_RECORDS FOR THIS EXERCISE:_
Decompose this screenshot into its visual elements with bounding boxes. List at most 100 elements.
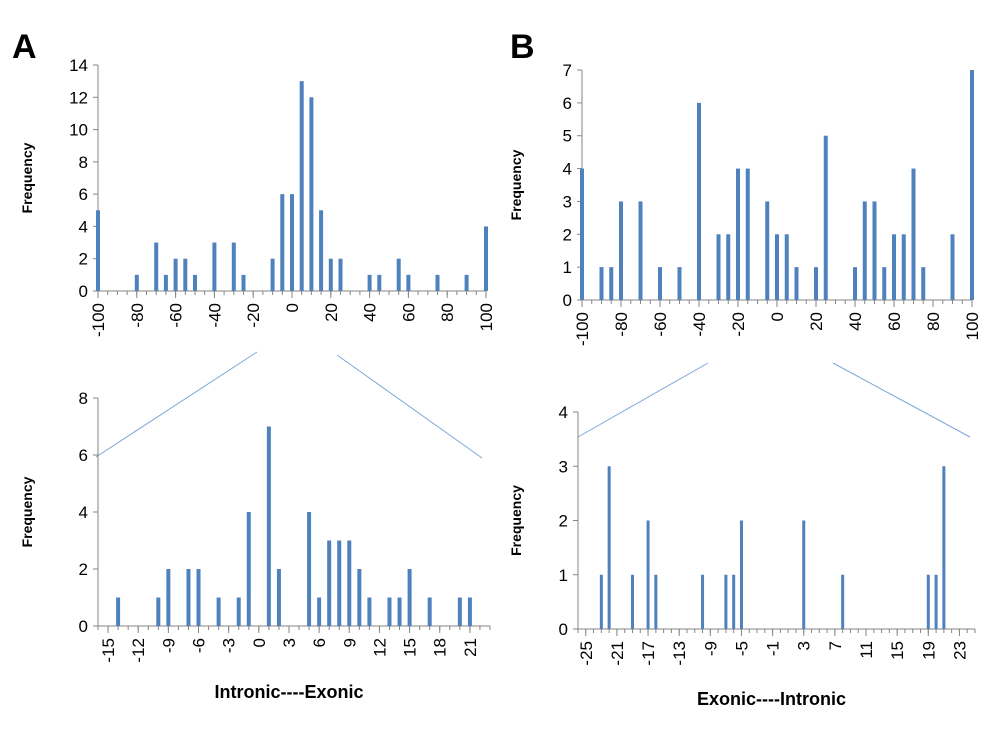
x-tick-label: -5 bbox=[732, 641, 751, 656]
bar bbox=[814, 267, 818, 300]
bar bbox=[347, 540, 352, 626]
bar bbox=[216, 597, 221, 626]
zoom-connector-a-right bbox=[336, 354, 483, 459]
x-tick-label: -6 bbox=[190, 638, 209, 653]
chart-b-top: 0 1 2 3 4 5 6 7 -100 -80 -60 -40 -20 0 20 40 60 80 100 Freq… bbox=[508, 61, 982, 346]
panel-label-b: B bbox=[510, 28, 535, 66]
bar bbox=[467, 597, 472, 626]
bar bbox=[739, 520, 743, 629]
x-tick-label: 80 bbox=[924, 312, 943, 331]
chart-a-top: 0 2 4 6 8 10 12 14 -100 -80 -60 -40 -20 0 20 40 60 80 100 F… bbox=[19, 56, 496, 337]
x-tick-label: -9 bbox=[159, 638, 178, 653]
bar bbox=[406, 274, 411, 291]
bar bbox=[407, 569, 412, 626]
panel-label-a: A bbox=[12, 28, 37, 66]
x-tick-label: 20 bbox=[322, 303, 341, 322]
x-tick-label: 60 bbox=[399, 303, 418, 322]
bar bbox=[299, 81, 304, 292]
x-tick-label: 100 bbox=[963, 312, 982, 340]
bar bbox=[212, 242, 217, 291]
x-tick-label: -100 bbox=[573, 312, 592, 346]
bar bbox=[882, 267, 887, 300]
bar bbox=[196, 569, 201, 626]
y-tick-label: 12 bbox=[69, 88, 88, 107]
x-tick-label: -12 bbox=[129, 638, 148, 663]
bar bbox=[276, 569, 281, 626]
bar bbox=[872, 201, 877, 300]
bar bbox=[697, 102, 701, 300]
x-tick-label: -9 bbox=[701, 641, 720, 656]
bar bbox=[638, 201, 643, 300]
bar bbox=[921, 267, 926, 300]
bar bbox=[266, 426, 271, 626]
x-tick-label: 20 bbox=[807, 312, 826, 331]
x-tick-label: 19 bbox=[919, 641, 938, 660]
bar bbox=[163, 274, 168, 291]
y-tick-label: 1 bbox=[563, 258, 572, 277]
bar bbox=[658, 267, 662, 300]
bar bbox=[775, 234, 779, 300]
x-tick-label: -40 bbox=[690, 312, 709, 337]
bar bbox=[246, 512, 251, 626]
bar bbox=[580, 168, 584, 300]
x-tick-label: 3 bbox=[795, 641, 814, 650]
bar bbox=[193, 274, 197, 291]
x-tick-label: 3 bbox=[280, 638, 299, 647]
y-tick-label: 8 bbox=[79, 153, 88, 172]
x-tick-label: 11 bbox=[857, 641, 876, 659]
bar bbox=[96, 210, 100, 291]
bar bbox=[934, 574, 938, 629]
y-tick-label: 2 bbox=[559, 512, 568, 531]
bar bbox=[396, 258, 401, 291]
x-tick-label: 60 bbox=[885, 312, 904, 331]
x-tick-label: 80 bbox=[438, 303, 457, 322]
bar bbox=[736, 168, 740, 300]
bar bbox=[841, 574, 845, 629]
bar bbox=[280, 194, 285, 291]
bar bbox=[270, 258, 275, 291]
y-tick-label: 8 bbox=[79, 389, 88, 408]
x-tick-label: -60 bbox=[167, 303, 186, 328]
bar bbox=[427, 597, 432, 626]
x-tick-label: 21 bbox=[461, 638, 480, 657]
y-axis-label: Frequency bbox=[19, 476, 35, 547]
x-tick-label: 40 bbox=[361, 303, 380, 322]
bar bbox=[607, 466, 611, 629]
x-tick-label: -60 bbox=[651, 312, 670, 337]
bar bbox=[970, 70, 974, 300]
bar bbox=[236, 597, 241, 626]
bar bbox=[677, 267, 682, 300]
x-tick-label: -80 bbox=[612, 312, 631, 337]
bar bbox=[599, 574, 603, 629]
x-tick-label: 15 bbox=[888, 641, 907, 660]
y-tick-label: 2 bbox=[79, 560, 88, 579]
bar bbox=[911, 168, 916, 300]
bar bbox=[646, 520, 650, 629]
x-tick-label: -13 bbox=[670, 641, 689, 666]
zoom-connector-b-right bbox=[832, 362, 971, 438]
x-tick-label: -80 bbox=[128, 303, 147, 328]
x-tick-label: 18 bbox=[431, 638, 450, 657]
bar bbox=[309, 97, 314, 292]
y-tick-label: 4 bbox=[563, 160, 572, 179]
x-axis-label: Intronic----Exonic bbox=[215, 682, 364, 702]
bar bbox=[484, 226, 488, 291]
bar bbox=[950, 234, 955, 300]
bar bbox=[231, 242, 236, 291]
x-tick-label: -20 bbox=[244, 303, 263, 328]
y-tick-label: 5 bbox=[563, 127, 572, 146]
bar bbox=[926, 574, 930, 629]
bar bbox=[464, 274, 469, 291]
bar bbox=[319, 210, 324, 291]
y-tick-label: 6 bbox=[79, 185, 88, 204]
bar bbox=[599, 267, 604, 300]
y-tick-label: 10 bbox=[69, 121, 88, 140]
y-tick-label: 2 bbox=[563, 225, 572, 244]
bar bbox=[166, 569, 171, 626]
bar bbox=[435, 274, 440, 291]
bar bbox=[823, 135, 828, 300]
bar bbox=[186, 569, 191, 626]
x-tick-label: 100 bbox=[477, 303, 496, 331]
bar bbox=[241, 274, 246, 291]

_TASK STATEMENT:_
Copy out, character for character, the lines starting with the one containing "x-tick-label: -5 bbox=[732, 641, 751, 656]" and ending with the one containing "x-tick-label: -6 bbox=[190, 638, 209, 653]", including both of those lines.

_CORRECT RESPONSE:_
x-tick-label: -5 bbox=[732, 641, 751, 656]
bar bbox=[814, 267, 818, 300]
bar bbox=[347, 540, 352, 626]
bar bbox=[216, 597, 221, 626]
zoom-connector-a-right bbox=[336, 354, 483, 459]
x-tick-label: -6 bbox=[190, 638, 209, 653]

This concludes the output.